- **Task**: What is the number of lines in these entries that include "title"? Write that number and no other text.

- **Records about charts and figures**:
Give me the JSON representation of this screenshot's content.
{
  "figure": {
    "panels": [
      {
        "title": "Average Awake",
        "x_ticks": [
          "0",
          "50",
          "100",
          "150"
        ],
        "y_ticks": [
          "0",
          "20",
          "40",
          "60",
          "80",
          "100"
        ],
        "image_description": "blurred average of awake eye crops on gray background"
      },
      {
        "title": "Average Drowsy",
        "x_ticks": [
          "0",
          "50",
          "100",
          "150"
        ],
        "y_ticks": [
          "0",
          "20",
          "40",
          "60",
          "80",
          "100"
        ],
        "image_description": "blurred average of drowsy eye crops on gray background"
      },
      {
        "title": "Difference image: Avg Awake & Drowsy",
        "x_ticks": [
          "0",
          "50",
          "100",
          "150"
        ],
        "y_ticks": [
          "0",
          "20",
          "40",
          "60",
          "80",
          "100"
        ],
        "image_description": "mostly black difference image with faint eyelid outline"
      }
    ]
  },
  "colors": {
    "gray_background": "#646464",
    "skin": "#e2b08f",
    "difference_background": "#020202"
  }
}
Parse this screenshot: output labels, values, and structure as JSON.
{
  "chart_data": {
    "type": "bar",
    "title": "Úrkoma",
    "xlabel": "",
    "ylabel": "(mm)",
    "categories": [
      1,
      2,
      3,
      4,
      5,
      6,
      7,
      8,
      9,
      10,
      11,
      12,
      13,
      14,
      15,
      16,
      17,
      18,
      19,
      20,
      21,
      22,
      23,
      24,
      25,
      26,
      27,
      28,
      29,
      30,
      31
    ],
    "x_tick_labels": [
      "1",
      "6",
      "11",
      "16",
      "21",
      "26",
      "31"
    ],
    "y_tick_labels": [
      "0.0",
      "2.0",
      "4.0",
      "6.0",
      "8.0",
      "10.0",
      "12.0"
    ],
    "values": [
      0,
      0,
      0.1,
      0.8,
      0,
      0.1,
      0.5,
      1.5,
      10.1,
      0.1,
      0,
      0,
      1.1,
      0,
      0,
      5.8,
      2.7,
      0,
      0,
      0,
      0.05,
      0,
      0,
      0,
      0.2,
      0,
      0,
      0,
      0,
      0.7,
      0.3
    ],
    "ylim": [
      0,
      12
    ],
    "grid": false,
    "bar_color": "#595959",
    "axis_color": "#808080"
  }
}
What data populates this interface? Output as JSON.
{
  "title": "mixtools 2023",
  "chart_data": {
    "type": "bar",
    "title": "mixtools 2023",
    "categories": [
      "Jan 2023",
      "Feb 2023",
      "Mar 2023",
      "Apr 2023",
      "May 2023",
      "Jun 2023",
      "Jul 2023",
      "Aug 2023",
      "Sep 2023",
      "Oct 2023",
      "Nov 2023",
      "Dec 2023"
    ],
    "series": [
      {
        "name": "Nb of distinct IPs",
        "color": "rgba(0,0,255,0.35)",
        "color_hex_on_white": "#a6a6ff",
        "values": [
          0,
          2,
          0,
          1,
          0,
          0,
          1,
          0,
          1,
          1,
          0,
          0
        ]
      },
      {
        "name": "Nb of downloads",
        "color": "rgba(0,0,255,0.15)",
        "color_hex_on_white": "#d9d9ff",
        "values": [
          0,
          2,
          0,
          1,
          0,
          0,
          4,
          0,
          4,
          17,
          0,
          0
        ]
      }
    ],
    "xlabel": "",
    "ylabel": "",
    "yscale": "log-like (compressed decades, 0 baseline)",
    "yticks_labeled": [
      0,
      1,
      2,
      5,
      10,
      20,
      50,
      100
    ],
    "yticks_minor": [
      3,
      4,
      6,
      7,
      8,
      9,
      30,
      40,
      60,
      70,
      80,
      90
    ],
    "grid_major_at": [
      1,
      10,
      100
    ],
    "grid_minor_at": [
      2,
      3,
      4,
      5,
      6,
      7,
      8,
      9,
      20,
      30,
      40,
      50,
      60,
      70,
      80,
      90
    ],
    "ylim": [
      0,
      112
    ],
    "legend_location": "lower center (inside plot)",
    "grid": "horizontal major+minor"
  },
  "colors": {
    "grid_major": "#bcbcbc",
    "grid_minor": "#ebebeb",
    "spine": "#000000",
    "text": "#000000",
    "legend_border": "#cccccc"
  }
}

- **Exercise output**: 6